YOUR INSTRUCTIONS -
Each record must be retyped in full. No character may differ.

[Records of document pages]
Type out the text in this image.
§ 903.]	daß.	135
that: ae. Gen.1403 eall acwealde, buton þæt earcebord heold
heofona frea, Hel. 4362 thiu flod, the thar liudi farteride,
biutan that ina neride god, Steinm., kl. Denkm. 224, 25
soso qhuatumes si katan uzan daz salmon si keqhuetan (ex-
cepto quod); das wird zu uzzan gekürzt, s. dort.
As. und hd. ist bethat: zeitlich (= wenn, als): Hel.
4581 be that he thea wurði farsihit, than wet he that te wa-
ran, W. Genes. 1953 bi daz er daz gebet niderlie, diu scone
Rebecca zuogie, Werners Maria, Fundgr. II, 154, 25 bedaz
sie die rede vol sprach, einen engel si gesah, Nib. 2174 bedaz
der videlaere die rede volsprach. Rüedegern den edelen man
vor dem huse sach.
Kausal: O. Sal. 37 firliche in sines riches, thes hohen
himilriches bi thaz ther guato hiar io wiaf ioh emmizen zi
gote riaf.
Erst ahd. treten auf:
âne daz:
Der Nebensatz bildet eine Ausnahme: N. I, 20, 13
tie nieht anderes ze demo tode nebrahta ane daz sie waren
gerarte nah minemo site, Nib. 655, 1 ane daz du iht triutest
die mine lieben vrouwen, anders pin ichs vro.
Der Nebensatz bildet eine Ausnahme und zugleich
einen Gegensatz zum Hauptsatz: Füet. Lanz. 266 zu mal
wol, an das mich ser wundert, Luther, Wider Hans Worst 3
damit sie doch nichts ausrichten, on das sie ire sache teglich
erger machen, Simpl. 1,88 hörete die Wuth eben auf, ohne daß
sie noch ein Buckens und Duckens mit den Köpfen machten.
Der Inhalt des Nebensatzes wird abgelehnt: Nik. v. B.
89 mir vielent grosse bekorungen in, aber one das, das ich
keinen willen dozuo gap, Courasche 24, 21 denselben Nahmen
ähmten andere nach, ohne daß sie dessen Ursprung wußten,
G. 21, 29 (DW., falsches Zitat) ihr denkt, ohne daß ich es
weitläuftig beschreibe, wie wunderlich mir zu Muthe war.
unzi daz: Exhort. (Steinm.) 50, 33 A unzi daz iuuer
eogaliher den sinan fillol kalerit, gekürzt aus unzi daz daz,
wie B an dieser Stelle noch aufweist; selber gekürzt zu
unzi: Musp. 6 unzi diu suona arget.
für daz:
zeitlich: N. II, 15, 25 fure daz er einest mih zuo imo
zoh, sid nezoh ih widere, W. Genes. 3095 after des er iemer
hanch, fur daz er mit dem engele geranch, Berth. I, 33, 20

WRITTEN RESPONSE -
Type out the text in this image.
§ 903.]	daß.	135
that: ae. Gen.1403 eall acwealde, buton þæt earcebord heold
heofona frea, Hel. 4362 thiu flod, the thar liudi farteride,
biutan that ina neride god, Steinm., kl. Denkm. 224, 25
soso qhuatumes si katan uzan daz salmon si keqhuetan (ex-
cepto quod); das wird zu uzzan gekürzt, s. dort.
As. und hd. ist bethat: zeitlich (= wenn, als): Hel.
4581 be that he thea wurði farsihit, than wet he that te wa-
ran, W. Genes. 1953 bi daz er daz gebet niderlie, diu scone
Rebecca zuogie, Werners Maria, Fundgr. II, 154, 25 bedaz
sie die rede vol sprach, einen engel si gesah, Nib. 2174 bedaz
der videlaere die rede volsprach. Rüedegern den edelen man
vor dem huse sach.
Kausal: O. Sal. 37 firliche in sines riches, thes hohen
himilriches bi thaz ther guato hiar io wiaf ioh emmizen zi
gote riaf.
Erst ahd. treten auf:
âne daz:
Der Nebensatz bildet eine Ausnahme: N. I, 20, 13
tie nieht anderes ze demo tode nebrahta ane daz sie waren
gerarte nah minemo site, Nib. 655, 1 ane daz du iht triutest
die mine lieben vrouwen, anders pin ichs vro.
Der Nebensatz bildet eine Ausnahme und zugleich
einen Gegensatz zum Hauptsatz: Füet. Lanz. 266 zu mal
wol, an das mich ser wundert, Luther, Wider Hans Worst 3
damit sie doch nichts ausrichten, on das sie ire sache teglich
erger machen, Simpl. 1,88 hörete die Wuth eben auf, ohne daß
sie noch ein Buckens und Duckens mit den Köpfen machten.
Der Inhalt des Nebensatzes wird abgelehnt: Nik. v. B.
89 mir vielent grosse bekorungen in, aber one das, das ich
keinen willen dozuo gap, Courasche 24, 21 denselben Nahmen
ähmten andere nach, ohne daß sie dessen Ursprung wußten,
G. 21, 29 (DW., falsches Zitat) ihr denkt, ohne daß ich es
weitläuftig beschreibe, wie wunderlich mir zu Muthe war.
unzi daz: Exhort. (Steinm.) 50, 33 A unzi daz iuuer
eogaliher den sinan fillol kalerit, gekürzt aus unzi daz daz,
wie B an dieser Stelle noch aufweist; selber gekürzt zu
unzi: Musp. 6 unzi diu suona arget.
für daz:
zeitlich: N. II, 15, 25 fure daz er einest mih zuo imo
zoh, sid nezoh ih widere, W. Genes. 3095 after des er iemer
hanch, fur daz er mit dem engele geranch, Berth. I, 33, 20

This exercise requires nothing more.